In the material below, find how many lines contain the string "source". Write only that number.

Start Provided records

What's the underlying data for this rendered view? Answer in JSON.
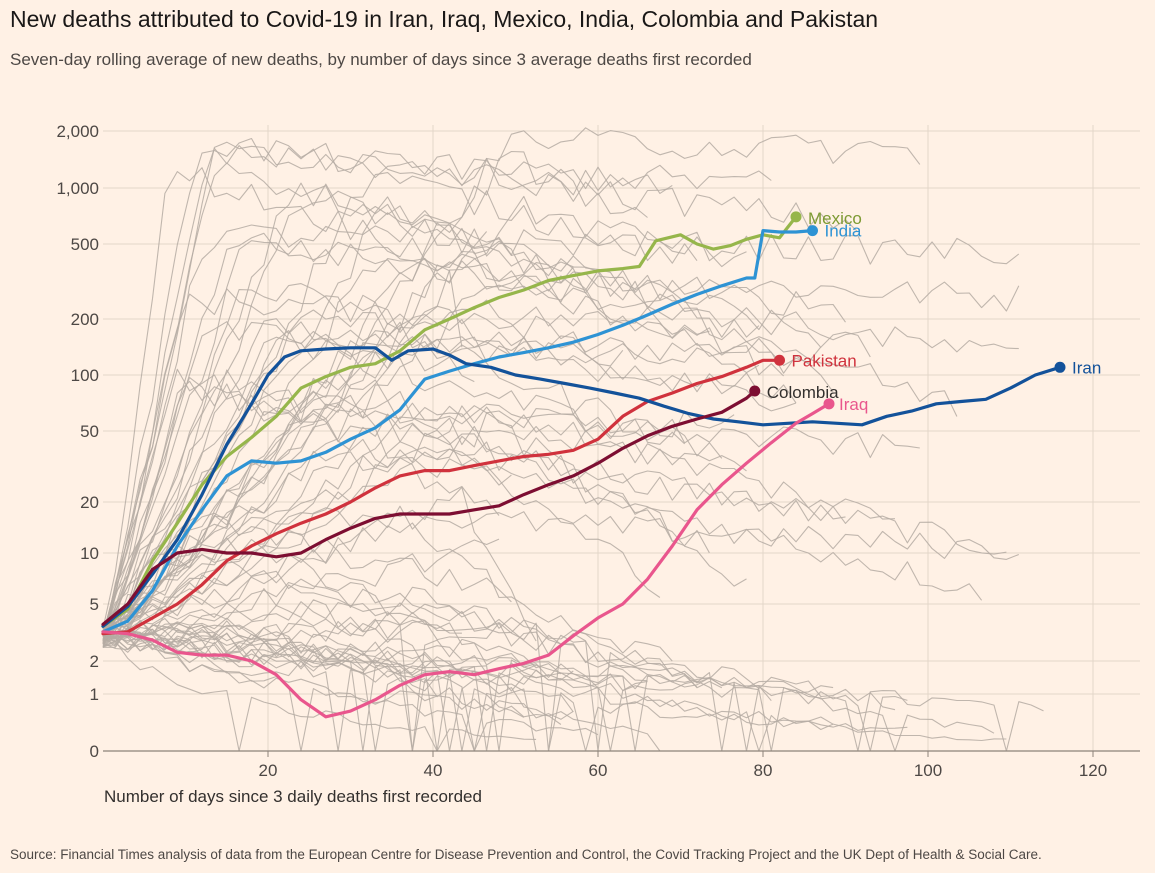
{
  "title": "New deaths attributed to Covid-19 in Iran, Iraq, Mexico, India, Colombia and Pakistan",
  "subtitle": "Seven-day rolling average of new deaths, by number of days since 3 average deaths first recorded",
  "source": "Source: Financial Times analysis of data from the European Centre for Disease Prevention and Control, the Covid Tracking Project and the UK Dept of Health & Social Care.",
  "chart_data": {
    "type": "line",
    "xlabel": "Number of days since 3 daily deaths first recorded",
    "ylabel": "",
    "yscale": "log (symmetric, 0 at bottom)",
    "xlim": [
      0,
      126
    ],
    "ylim": [
      0,
      2000
    ],
    "x_ticks": [
      "20",
      "40",
      "60",
      "80",
      "100",
      "120"
    ],
    "x_tick_values": [
      20,
      40,
      60,
      80,
      100,
      120
    ],
    "y_ticks": [
      "2,000",
      "1,000",
      "500",
      "200",
      "100",
      "50",
      "20",
      "10",
      "5",
      "2",
      "1",
      "0"
    ],
    "y_tick_values": [
      2000,
      1000,
      500,
      200,
      100,
      50,
      20,
      10,
      5,
      2,
      1,
      0
    ],
    "grid": true,
    "background_series_color": "#b5aca3",
    "series": [
      {
        "name": "Mexico",
        "color": "#96b64b",
        "label_color": "#7d9a33",
        "points": [
          [
            0,
            3.5
          ],
          [
            3,
            4.6
          ],
          [
            6,
            9
          ],
          [
            9,
            15
          ],
          [
            12,
            25
          ],
          [
            15,
            36
          ],
          [
            18,
            46
          ],
          [
            21,
            60
          ],
          [
            24,
            85
          ],
          [
            27,
            98
          ],
          [
            30,
            110
          ],
          [
            33,
            115
          ],
          [
            36,
            135
          ],
          [
            39,
            175
          ],
          [
            42,
            200
          ],
          [
            45,
            230
          ],
          [
            48,
            260
          ],
          [
            51,
            285
          ],
          [
            54,
            320
          ],
          [
            57,
            340
          ],
          [
            60,
            360
          ],
          [
            63,
            370
          ],
          [
            65,
            380
          ],
          [
            67,
            520
          ],
          [
            70,
            560
          ],
          [
            72,
            500
          ],
          [
            74,
            470
          ],
          [
            76,
            490
          ],
          [
            78,
            530
          ],
          [
            80,
            560
          ],
          [
            82,
            540
          ],
          [
            84,
            700
          ]
        ]
      },
      {
        "name": "India",
        "color": "#2e93d4",
        "label_color": "#2e93d4",
        "points": [
          [
            0,
            3.2
          ],
          [
            3,
            3.8
          ],
          [
            6,
            6
          ],
          [
            9,
            11
          ],
          [
            12,
            18
          ],
          [
            15,
            28
          ],
          [
            18,
            34
          ],
          [
            21,
            33
          ],
          [
            24,
            34
          ],
          [
            27,
            38
          ],
          [
            30,
            45
          ],
          [
            33,
            52
          ],
          [
            36,
            65
          ],
          [
            39,
            95
          ],
          [
            42,
            105
          ],
          [
            45,
            115
          ],
          [
            48,
            125
          ],
          [
            51,
            132
          ],
          [
            54,
            140
          ],
          [
            57,
            150
          ],
          [
            60,
            165
          ],
          [
            63,
            185
          ],
          [
            66,
            210
          ],
          [
            69,
            240
          ],
          [
            72,
            270
          ],
          [
            75,
            300
          ],
          [
            78,
            330
          ],
          [
            79,
            330
          ],
          [
            80,
            590
          ],
          [
            82,
            580
          ],
          [
            84,
            580
          ],
          [
            86,
            590
          ]
        ]
      },
      {
        "name": "Pakistan",
        "color": "#d0323d",
        "label_color": "#d0323d",
        "points": [
          [
            0,
            3.1
          ],
          [
            3,
            3.2
          ],
          [
            6,
            4
          ],
          [
            9,
            5
          ],
          [
            12,
            6.5
          ],
          [
            15,
            9
          ],
          [
            18,
            11
          ],
          [
            21,
            13
          ],
          [
            24,
            15
          ],
          [
            27,
            17
          ],
          [
            30,
            20
          ],
          [
            33,
            24
          ],
          [
            36,
            28
          ],
          [
            39,
            30
          ],
          [
            42,
            30
          ],
          [
            45,
            32
          ],
          [
            48,
            34
          ],
          [
            51,
            36
          ],
          [
            54,
            37
          ],
          [
            57,
            39
          ],
          [
            60,
            45
          ],
          [
            63,
            60
          ],
          [
            66,
            72
          ],
          [
            69,
            80
          ],
          [
            72,
            90
          ],
          [
            75,
            98
          ],
          [
            78,
            110
          ],
          [
            80,
            120
          ],
          [
            82,
            120
          ]
        ]
      },
      {
        "name": "Iran",
        "color": "#13529a",
        "label_color": "#13529a",
        "points": [
          [
            0,
            3.5
          ],
          [
            3,
            4.8
          ],
          [
            6,
            7.5
          ],
          [
            9,
            12
          ],
          [
            12,
            22
          ],
          [
            15,
            42
          ],
          [
            18,
            70
          ],
          [
            20,
            100
          ],
          [
            22,
            125
          ],
          [
            24,
            135
          ],
          [
            27,
            138
          ],
          [
            30,
            140
          ],
          [
            33,
            140
          ],
          [
            35,
            120
          ],
          [
            37,
            135
          ],
          [
            40,
            138
          ],
          [
            42,
            128
          ],
          [
            44,
            115
          ],
          [
            47,
            110
          ],
          [
            50,
            100
          ],
          [
            53,
            95
          ],
          [
            56,
            90
          ],
          [
            59,
            85
          ],
          [
            62,
            80
          ],
          [
            65,
            75
          ],
          [
            68,
            68
          ],
          [
            71,
            62
          ],
          [
            74,
            58
          ],
          [
            77,
            56
          ],
          [
            80,
            54
          ],
          [
            83,
            55
          ],
          [
            86,
            56
          ],
          [
            89,
            55
          ],
          [
            92,
            54
          ],
          [
            95,
            60
          ],
          [
            98,
            64
          ],
          [
            101,
            70
          ],
          [
            104,
            72
          ],
          [
            107,
            74
          ],
          [
            110,
            85
          ],
          [
            113,
            100
          ],
          [
            116,
            110
          ]
        ]
      },
      {
        "name": "Colombia",
        "color": "#7d0e32",
        "label_color": "#33302e",
        "points": [
          [
            0,
            3.6
          ],
          [
            3,
            5
          ],
          [
            6,
            8
          ],
          [
            9,
            10
          ],
          [
            12,
            10.5
          ],
          [
            15,
            10
          ],
          [
            18,
            10
          ],
          [
            21,
            9.5
          ],
          [
            24,
            10
          ],
          [
            27,
            12
          ],
          [
            30,
            14
          ],
          [
            33,
            16
          ],
          [
            36,
            17
          ],
          [
            39,
            17
          ],
          [
            42,
            17
          ],
          [
            45,
            18
          ],
          [
            48,
            19
          ],
          [
            51,
            22
          ],
          [
            54,
            25
          ],
          [
            57,
            28
          ],
          [
            60,
            33
          ],
          [
            63,
            40
          ],
          [
            66,
            47
          ],
          [
            69,
            53
          ],
          [
            72,
            58
          ],
          [
            75,
            63
          ],
          [
            78,
            75
          ],
          [
            79,
            82
          ]
        ]
      },
      {
        "name": "Iraq",
        "color": "#e9568d",
        "label_color": "#e9568d",
        "points": [
          [
            0,
            3.2
          ],
          [
            3,
            3.1
          ],
          [
            6,
            2.8
          ],
          [
            9,
            2.3
          ],
          [
            12,
            2.2
          ],
          [
            15,
            2.2
          ],
          [
            18,
            2.0
          ],
          [
            21,
            1.5
          ],
          [
            24,
            0.9
          ],
          [
            27,
            0.6
          ],
          [
            30,
            0.7
          ],
          [
            33,
            0.9
          ],
          [
            36,
            1.2
          ],
          [
            39,
            1.5
          ],
          [
            42,
            1.6
          ],
          [
            45,
            1.5
          ],
          [
            48,
            1.7
          ],
          [
            51,
            1.9
          ],
          [
            54,
            2.2
          ],
          [
            57,
            3
          ],
          [
            60,
            4
          ],
          [
            63,
            5
          ],
          [
            66,
            7
          ],
          [
            69,
            11
          ],
          [
            72,
            18
          ],
          [
            75,
            25
          ],
          [
            78,
            33
          ],
          [
            81,
            43
          ],
          [
            84,
            55
          ],
          [
            86,
            62
          ],
          [
            88,
            70
          ]
        ]
      }
    ]
  }
}
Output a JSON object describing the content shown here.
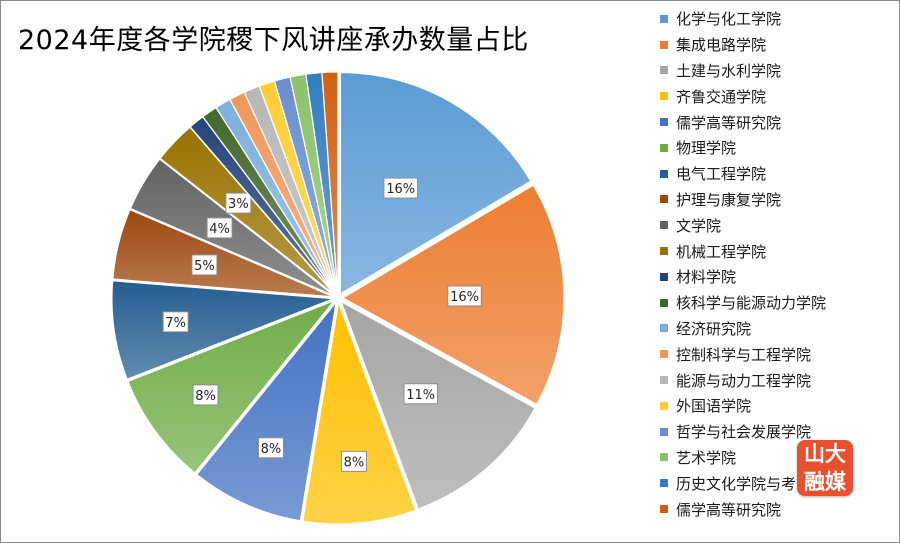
{
  "title": "2024年度各学院稷下风讲座承办数量占比",
  "watermark": {
    "text": "山大融媒",
    "color": "#e8502f"
  },
  "chart_data": {
    "type": "pie",
    "title": "2024年度各学院稷下风讲座承办数量占比",
    "legend_position": "right",
    "start_angle_deg": 0,
    "direction": "clockwise",
    "slices": [
      {
        "name": "化学与化工学院",
        "value": 16,
        "label": "16%",
        "color": "#5b9bd5"
      },
      {
        "name": "集成电路学院",
        "value": 16,
        "label": "16%",
        "color": "#ed7d31"
      },
      {
        "name": "土建与水利学院",
        "value": 11,
        "label": "11%",
        "color": "#a5a5a5"
      },
      {
        "name": "齐鲁交通学院",
        "value": 8,
        "label": "8%",
        "color": "#ffc000"
      },
      {
        "name": "儒学高等研究院",
        "value": 8,
        "label": "8%",
        "color": "#4472c4"
      },
      {
        "name": "物理学院",
        "value": 8,
        "label": "8%",
        "color": "#70ad47"
      },
      {
        "name": "电气工程学院",
        "value": 7,
        "label": "7%",
        "color": "#255e91"
      },
      {
        "name": "护理与康复学院",
        "value": 5,
        "label": "5%",
        "color": "#9e480e"
      },
      {
        "name": "文学院",
        "value": 4,
        "label": "4%",
        "color": "#636363"
      },
      {
        "name": "机械工程学院",
        "value": 3,
        "label": "3%",
        "color": "#997300"
      },
      {
        "name": "材料学院",
        "value": 1.1,
        "label": "",
        "color": "#264478"
      },
      {
        "name": "核科学与能源动力学院",
        "value": 1.1,
        "label": "",
        "color": "#43682b"
      },
      {
        "name": "经济研究院",
        "value": 1.1,
        "label": "",
        "color": "#7cafdd"
      },
      {
        "name": "控制科学与工程学院",
        "value": 1.1,
        "label": "",
        "color": "#f1975a"
      },
      {
        "name": "能源与动力工程学院",
        "value": 1.1,
        "label": "",
        "color": "#b7b7b7"
      },
      {
        "name": "外国语学院",
        "value": 1.1,
        "label": "",
        "color": "#ffcd33"
      },
      {
        "name": "哲学与社会发展学院",
        "value": 1.1,
        "label": "",
        "color": "#698ed0"
      },
      {
        "name": "艺术学院",
        "value": 1.1,
        "label": "",
        "color": "#8cc168"
      },
      {
        "name": "历史文化学院与考古学院",
        "value": 1.1,
        "label": "",
        "color": "#327dc2"
      },
      {
        "name": "儒学高等研究院",
        "value": 1.1,
        "label": "",
        "color": "#d26012"
      }
    ]
  }
}
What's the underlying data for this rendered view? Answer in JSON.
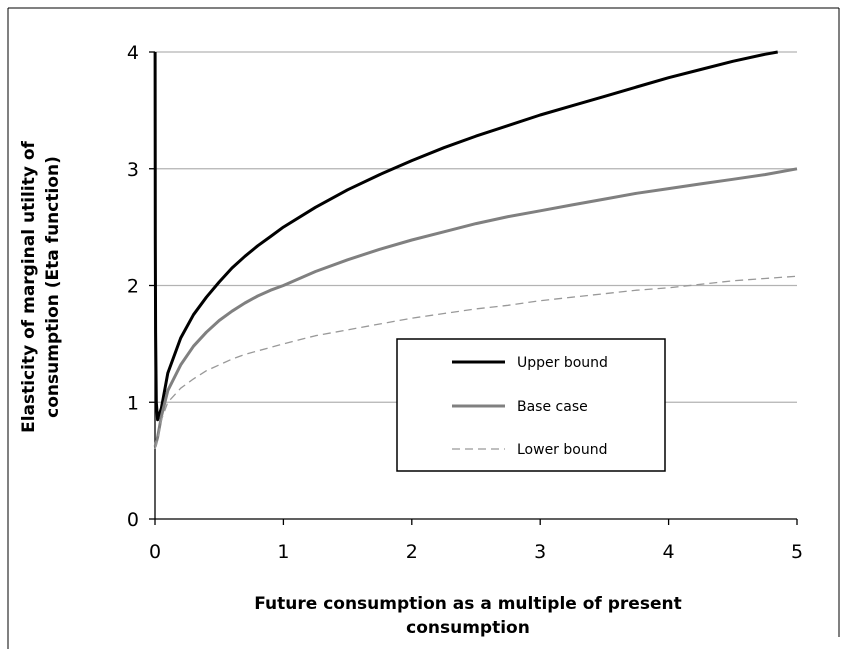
{
  "chart_data": {
    "type": "line",
    "title": "",
    "xlabel": [
      "Future consumption as a multiple of present",
      "consumption"
    ],
    "ylabel": [
      "Elasticity of marginal utility of",
      "consumption (Eta function)"
    ],
    "xlim": [
      0,
      5
    ],
    "ylim": [
      0,
      4
    ],
    "x_ticks": [
      "0",
      "1",
      "2",
      "3",
      "4",
      "5"
    ],
    "y_ticks": [
      "0",
      "1",
      "2",
      "3",
      "4"
    ],
    "grid": "horizontal",
    "legend_position": "center-right",
    "series": [
      {
        "name": "Upper bound",
        "color": "#000000",
        "style": "solid",
        "points": [
          [
            0.001,
            4.0
          ],
          [
            0.002,
            2.4
          ],
          [
            0.005,
            1.6
          ],
          [
            0.01,
            1.0
          ],
          [
            0.02,
            0.85
          ],
          [
            0.05,
            0.95
          ],
          [
            0.1,
            1.25
          ],
          [
            0.2,
            1.55
          ],
          [
            0.3,
            1.75
          ],
          [
            0.4,
            1.9
          ],
          [
            0.5,
            2.03
          ],
          [
            0.6,
            2.15
          ],
          [
            0.7,
            2.25
          ],
          [
            0.8,
            2.34
          ],
          [
            0.9,
            2.42
          ],
          [
            1.0,
            2.5
          ],
          [
            1.25,
            2.67
          ],
          [
            1.5,
            2.82
          ],
          [
            1.75,
            2.95
          ],
          [
            2.0,
            3.07
          ],
          [
            2.25,
            3.18
          ],
          [
            2.5,
            3.28
          ],
          [
            2.75,
            3.37
          ],
          [
            3.0,
            3.46
          ],
          [
            3.25,
            3.54
          ],
          [
            3.5,
            3.62
          ],
          [
            3.75,
            3.7
          ],
          [
            4.0,
            3.78
          ],
          [
            4.25,
            3.85
          ],
          [
            4.5,
            3.92
          ],
          [
            4.75,
            3.98
          ],
          [
            4.85,
            4.0
          ]
        ]
      },
      {
        "name": "Base case",
        "color": "#808080",
        "style": "solid",
        "points": [
          [
            0.001,
            0.62
          ],
          [
            0.02,
            0.7
          ],
          [
            0.05,
            0.88
          ],
          [
            0.1,
            1.1
          ],
          [
            0.2,
            1.32
          ],
          [
            0.3,
            1.48
          ],
          [
            0.4,
            1.6
          ],
          [
            0.5,
            1.7
          ],
          [
            0.6,
            1.78
          ],
          [
            0.7,
            1.85
          ],
          [
            0.8,
            1.91
          ],
          [
            0.9,
            1.96
          ],
          [
            1.0,
            2.0
          ],
          [
            1.25,
            2.12
          ],
          [
            1.5,
            2.22
          ],
          [
            1.75,
            2.31
          ],
          [
            2.0,
            2.39
          ],
          [
            2.25,
            2.46
          ],
          [
            2.5,
            2.53
          ],
          [
            2.75,
            2.59
          ],
          [
            3.0,
            2.64
          ],
          [
            3.25,
            2.69
          ],
          [
            3.5,
            2.74
          ],
          [
            3.75,
            2.79
          ],
          [
            4.0,
            2.83
          ],
          [
            4.25,
            2.87
          ],
          [
            4.5,
            2.91
          ],
          [
            4.75,
            2.95
          ],
          [
            5.0,
            3.0
          ]
        ]
      },
      {
        "name": "Lower bound",
        "color": "#999999",
        "style": "dashed",
        "points": [
          [
            0.001,
            0.6
          ],
          [
            0.02,
            0.68
          ],
          [
            0.05,
            0.85
          ],
          [
            0.1,
            1.0
          ],
          [
            0.2,
            1.12
          ],
          [
            0.3,
            1.2
          ],
          [
            0.4,
            1.27
          ],
          [
            0.5,
            1.32
          ],
          [
            0.6,
            1.37
          ],
          [
            0.7,
            1.41
          ],
          [
            0.8,
            1.44
          ],
          [
            0.9,
            1.47
          ],
          [
            1.0,
            1.5
          ],
          [
            1.25,
            1.57
          ],
          [
            1.5,
            1.62
          ],
          [
            1.75,
            1.67
          ],
          [
            2.0,
            1.72
          ],
          [
            2.25,
            1.76
          ],
          [
            2.5,
            1.8
          ],
          [
            2.75,
            1.83
          ],
          [
            3.0,
            1.87
          ],
          [
            3.25,
            1.9
          ],
          [
            3.5,
            1.93
          ],
          [
            3.75,
            1.96
          ],
          [
            4.0,
            1.98
          ],
          [
            4.25,
            2.01
          ],
          [
            4.5,
            2.04
          ],
          [
            4.75,
            2.06
          ],
          [
            5.0,
            2.08
          ]
        ]
      }
    ]
  }
}
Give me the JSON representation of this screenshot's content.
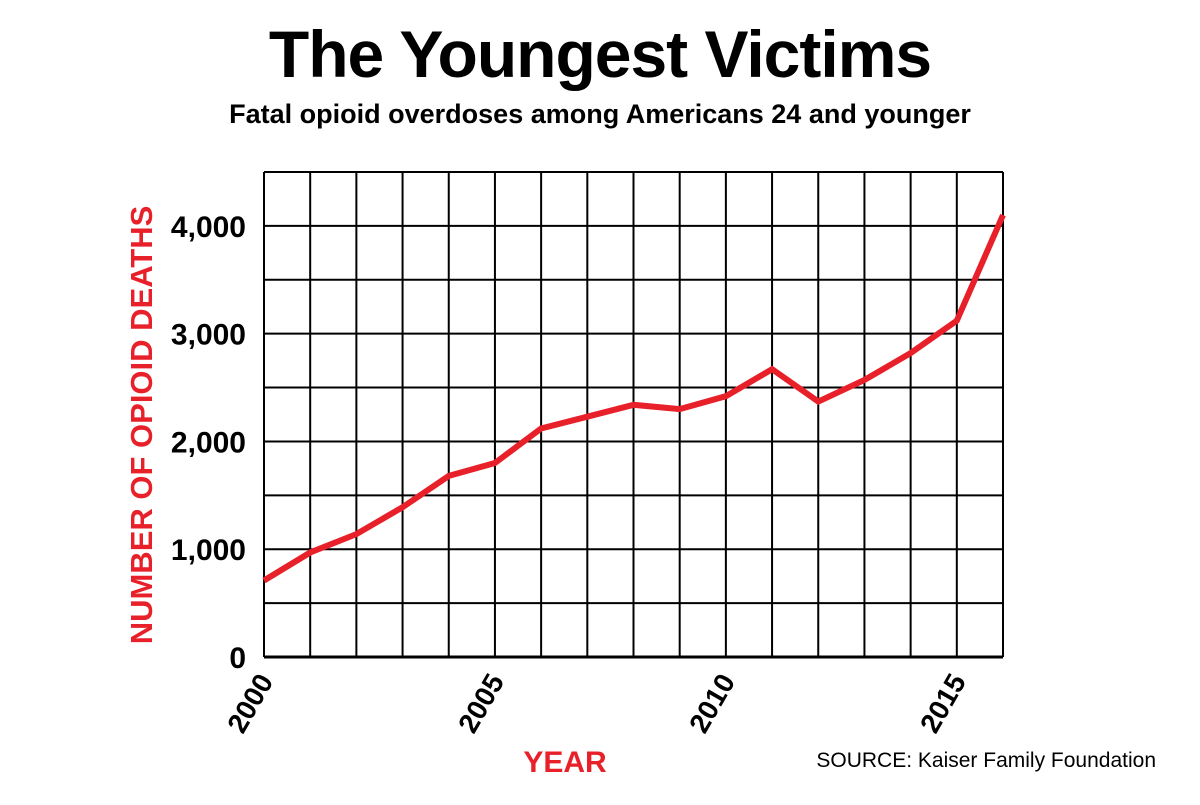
{
  "chart_data": {
    "type": "line",
    "title": "The Youngest Victims",
    "subtitle": "Fatal opioid overdoses among Americans 24 and younger",
    "xlabel": "YEAR",
    "ylabel": "NUMBER OF OPIOID DEATHS",
    "source": "SOURCE: Kaiser Family Foundation",
    "x": [
      2000,
      2001,
      2002,
      2003,
      2004,
      2005,
      2006,
      2007,
      2008,
      2009,
      2010,
      2011,
      2012,
      2013,
      2014,
      2015,
      2016
    ],
    "series": [
      {
        "values": [
          710,
          970,
          1140,
          1390,
          1680,
          1800,
          2120,
          2230,
          2340,
          2300,
          2420,
          2670,
          2370,
          2570,
          2820,
          3120,
          4100
        ]
      }
    ],
    "x_tick_labels": [
      "2000",
      "2005",
      "2010",
      "2015"
    ],
    "x_tick_values": [
      2000,
      2005,
      2010,
      2015
    ],
    "y_tick_labels": [
      "0",
      "1,000",
      "2,000",
      "3,000",
      "4,000"
    ],
    "y_tick_values": [
      0,
      1000,
      2000,
      3000,
      4000
    ],
    "xlim": [
      2000,
      2016
    ],
    "ylim": [
      0,
      4500
    ],
    "grid": true,
    "legend": "none",
    "colors": {
      "line": "#e8202a",
      "axis_label": "#e8202a",
      "grid": "#000000"
    }
  }
}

End Provided records

- [Written solution]: 2